■ LISTED RECORDS
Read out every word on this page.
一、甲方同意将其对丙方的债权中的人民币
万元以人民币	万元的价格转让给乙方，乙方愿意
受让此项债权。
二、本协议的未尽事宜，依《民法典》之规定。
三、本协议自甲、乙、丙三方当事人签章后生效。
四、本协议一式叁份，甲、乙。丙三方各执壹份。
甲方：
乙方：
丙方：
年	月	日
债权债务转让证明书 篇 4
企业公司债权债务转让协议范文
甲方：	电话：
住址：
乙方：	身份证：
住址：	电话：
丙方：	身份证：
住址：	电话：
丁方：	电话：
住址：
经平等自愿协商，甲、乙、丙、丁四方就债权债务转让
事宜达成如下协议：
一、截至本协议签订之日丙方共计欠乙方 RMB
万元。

* * *

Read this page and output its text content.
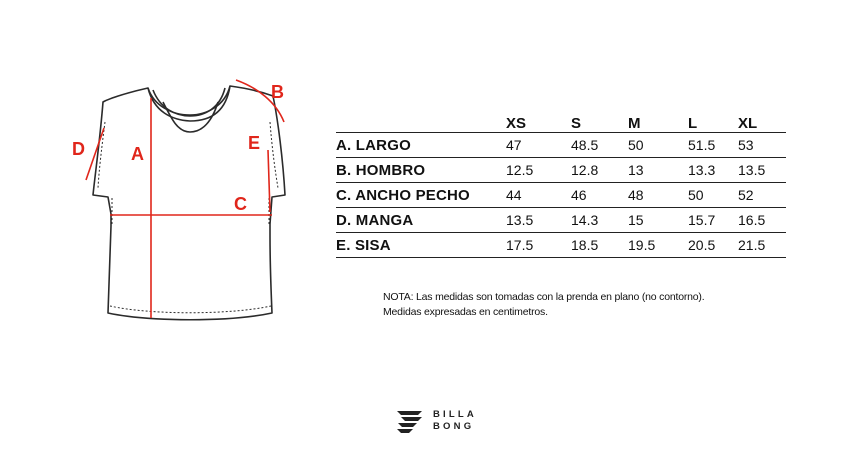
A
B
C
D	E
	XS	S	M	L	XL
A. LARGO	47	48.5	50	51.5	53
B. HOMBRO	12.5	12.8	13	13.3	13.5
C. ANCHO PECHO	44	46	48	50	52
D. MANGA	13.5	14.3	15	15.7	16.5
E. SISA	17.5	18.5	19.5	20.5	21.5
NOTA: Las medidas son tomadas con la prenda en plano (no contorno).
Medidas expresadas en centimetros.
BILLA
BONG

* * *

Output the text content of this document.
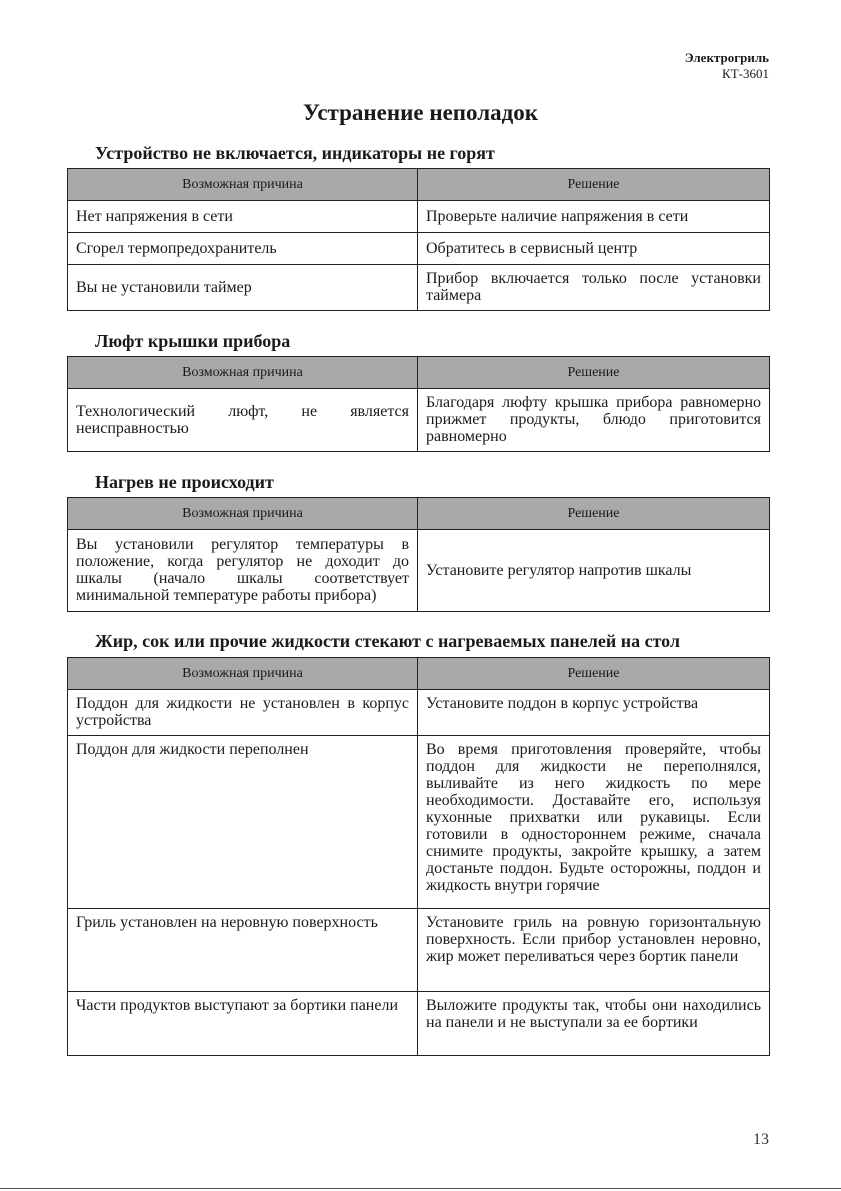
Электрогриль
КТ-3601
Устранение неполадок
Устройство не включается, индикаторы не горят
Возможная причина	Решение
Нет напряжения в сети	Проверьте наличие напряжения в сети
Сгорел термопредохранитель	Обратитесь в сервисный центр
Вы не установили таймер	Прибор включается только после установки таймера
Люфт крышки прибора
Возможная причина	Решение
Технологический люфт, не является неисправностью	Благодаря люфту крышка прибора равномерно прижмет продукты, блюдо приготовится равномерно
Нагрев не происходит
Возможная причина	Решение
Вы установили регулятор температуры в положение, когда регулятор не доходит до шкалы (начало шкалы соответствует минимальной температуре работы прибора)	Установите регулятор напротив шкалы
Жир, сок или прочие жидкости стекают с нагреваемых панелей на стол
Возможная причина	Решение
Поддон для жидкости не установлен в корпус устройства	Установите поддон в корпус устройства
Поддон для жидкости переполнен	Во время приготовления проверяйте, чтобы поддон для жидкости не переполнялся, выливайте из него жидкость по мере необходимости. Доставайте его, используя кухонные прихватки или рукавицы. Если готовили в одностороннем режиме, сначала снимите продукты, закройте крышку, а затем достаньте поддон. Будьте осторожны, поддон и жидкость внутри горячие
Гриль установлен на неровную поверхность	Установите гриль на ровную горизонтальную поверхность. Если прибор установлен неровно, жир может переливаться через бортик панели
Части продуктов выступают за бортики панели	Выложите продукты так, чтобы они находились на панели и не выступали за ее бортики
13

■ WHAT IS REQUIRED
Count every line in the entries above where the word "this" appears; respond with the number alone.

■ RIGHT ANSWER
3